-- Listed records start --

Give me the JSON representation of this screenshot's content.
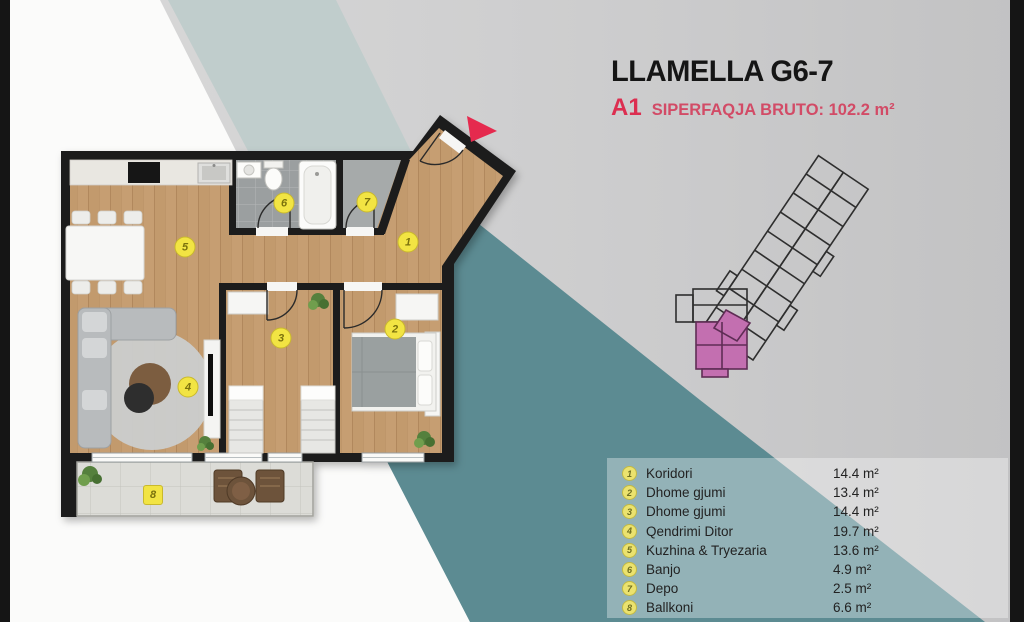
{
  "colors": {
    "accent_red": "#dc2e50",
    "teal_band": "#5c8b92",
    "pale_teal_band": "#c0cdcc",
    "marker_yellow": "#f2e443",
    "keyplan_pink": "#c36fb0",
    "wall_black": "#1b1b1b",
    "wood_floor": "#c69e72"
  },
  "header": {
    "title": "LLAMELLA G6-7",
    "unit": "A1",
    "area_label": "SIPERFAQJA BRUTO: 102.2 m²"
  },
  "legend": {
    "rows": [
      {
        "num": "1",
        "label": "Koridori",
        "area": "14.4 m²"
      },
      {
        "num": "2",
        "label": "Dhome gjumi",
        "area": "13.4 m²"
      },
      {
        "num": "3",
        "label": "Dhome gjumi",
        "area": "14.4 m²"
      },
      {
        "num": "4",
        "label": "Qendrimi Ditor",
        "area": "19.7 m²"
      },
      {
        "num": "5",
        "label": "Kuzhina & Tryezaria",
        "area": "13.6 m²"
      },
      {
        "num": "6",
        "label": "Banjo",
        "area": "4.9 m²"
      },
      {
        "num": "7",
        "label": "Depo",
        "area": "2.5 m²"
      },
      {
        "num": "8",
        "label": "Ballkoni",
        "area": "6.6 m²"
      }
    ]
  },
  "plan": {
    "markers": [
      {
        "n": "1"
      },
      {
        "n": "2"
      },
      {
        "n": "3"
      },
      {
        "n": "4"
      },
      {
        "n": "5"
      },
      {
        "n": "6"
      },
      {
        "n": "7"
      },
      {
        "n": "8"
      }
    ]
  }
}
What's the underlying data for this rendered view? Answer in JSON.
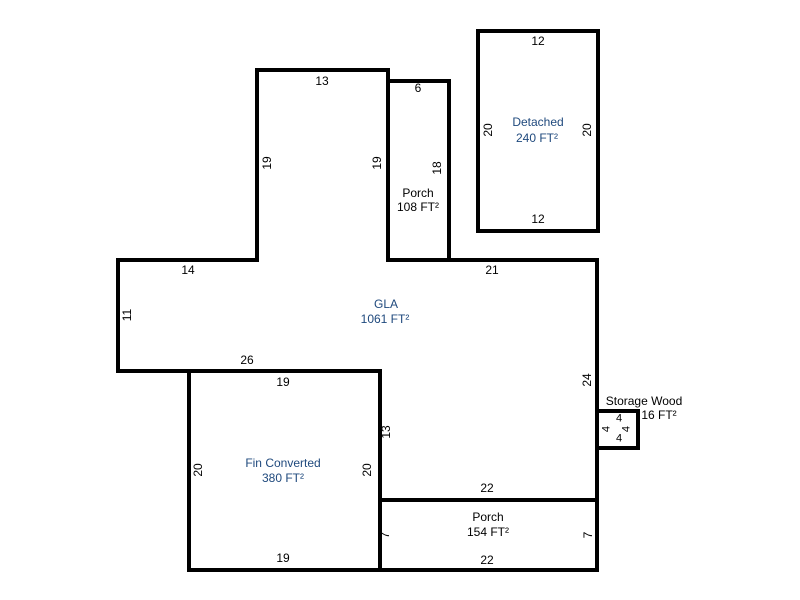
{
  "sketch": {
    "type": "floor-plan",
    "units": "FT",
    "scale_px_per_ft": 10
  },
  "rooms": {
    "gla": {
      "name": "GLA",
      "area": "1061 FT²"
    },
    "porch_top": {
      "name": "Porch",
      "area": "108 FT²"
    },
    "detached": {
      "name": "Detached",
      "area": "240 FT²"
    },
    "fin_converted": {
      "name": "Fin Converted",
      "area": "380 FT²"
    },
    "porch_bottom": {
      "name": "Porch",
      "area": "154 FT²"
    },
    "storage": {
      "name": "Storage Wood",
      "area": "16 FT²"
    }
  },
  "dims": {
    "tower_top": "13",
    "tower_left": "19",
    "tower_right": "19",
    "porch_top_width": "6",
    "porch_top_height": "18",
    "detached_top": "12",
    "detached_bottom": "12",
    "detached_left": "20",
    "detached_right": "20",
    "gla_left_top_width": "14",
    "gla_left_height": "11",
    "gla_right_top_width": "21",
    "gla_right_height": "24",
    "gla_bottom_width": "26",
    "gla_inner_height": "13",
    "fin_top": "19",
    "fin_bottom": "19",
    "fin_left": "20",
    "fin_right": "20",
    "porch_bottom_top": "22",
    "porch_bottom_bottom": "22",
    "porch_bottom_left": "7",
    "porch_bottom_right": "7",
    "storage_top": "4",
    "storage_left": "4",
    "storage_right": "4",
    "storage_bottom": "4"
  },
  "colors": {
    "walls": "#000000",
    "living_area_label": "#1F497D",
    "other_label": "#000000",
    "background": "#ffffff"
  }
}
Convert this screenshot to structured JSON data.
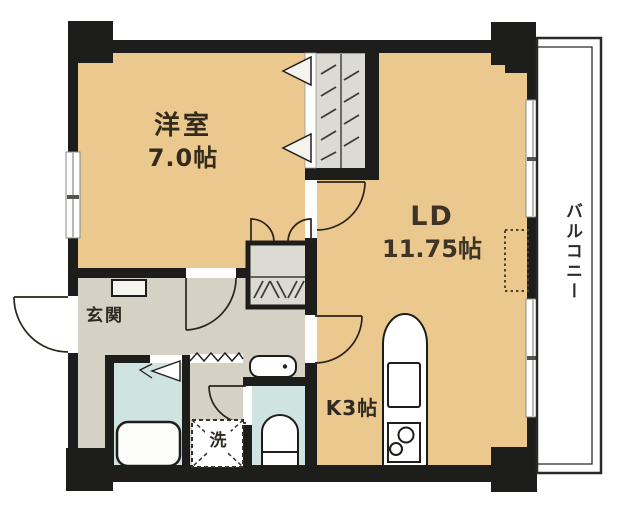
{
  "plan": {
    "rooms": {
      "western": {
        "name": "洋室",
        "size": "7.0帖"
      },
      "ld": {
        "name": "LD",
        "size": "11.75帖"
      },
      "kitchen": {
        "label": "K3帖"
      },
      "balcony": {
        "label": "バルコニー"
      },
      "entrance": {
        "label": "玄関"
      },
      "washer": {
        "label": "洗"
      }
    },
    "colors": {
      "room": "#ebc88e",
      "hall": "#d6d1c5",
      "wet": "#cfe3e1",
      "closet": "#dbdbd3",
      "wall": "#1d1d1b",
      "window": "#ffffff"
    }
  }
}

-- Listed records end --
-- Listed records start --

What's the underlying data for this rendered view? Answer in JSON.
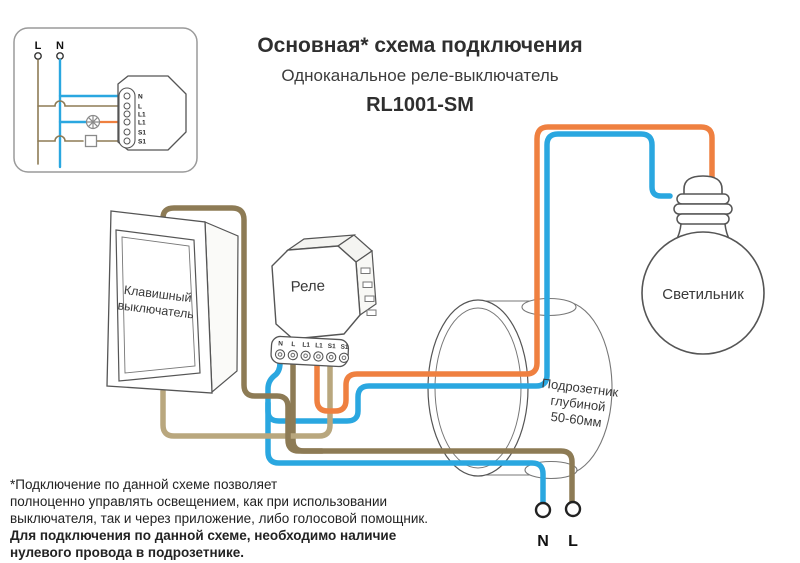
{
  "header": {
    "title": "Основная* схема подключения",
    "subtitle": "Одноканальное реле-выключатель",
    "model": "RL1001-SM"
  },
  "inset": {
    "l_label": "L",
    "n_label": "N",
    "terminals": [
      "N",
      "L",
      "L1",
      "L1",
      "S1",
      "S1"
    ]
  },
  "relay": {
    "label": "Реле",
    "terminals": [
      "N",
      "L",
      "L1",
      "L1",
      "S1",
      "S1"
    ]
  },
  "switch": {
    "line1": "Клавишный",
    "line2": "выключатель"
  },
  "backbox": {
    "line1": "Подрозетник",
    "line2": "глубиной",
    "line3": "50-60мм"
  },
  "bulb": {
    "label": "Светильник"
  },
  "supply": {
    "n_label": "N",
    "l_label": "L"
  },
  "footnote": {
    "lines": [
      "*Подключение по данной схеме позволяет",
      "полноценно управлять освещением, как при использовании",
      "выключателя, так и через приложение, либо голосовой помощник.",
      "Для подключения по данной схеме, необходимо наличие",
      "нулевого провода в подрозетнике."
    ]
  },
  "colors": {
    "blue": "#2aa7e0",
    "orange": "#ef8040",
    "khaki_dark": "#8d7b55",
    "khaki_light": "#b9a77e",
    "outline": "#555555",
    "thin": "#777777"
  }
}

-- Listed records end --

Written task
Write out every line of the data that holds the word "выключатель".

Exercise solution
    "subtitle": "Одноканальное реле-выключатель",
    "line2": "выключатель"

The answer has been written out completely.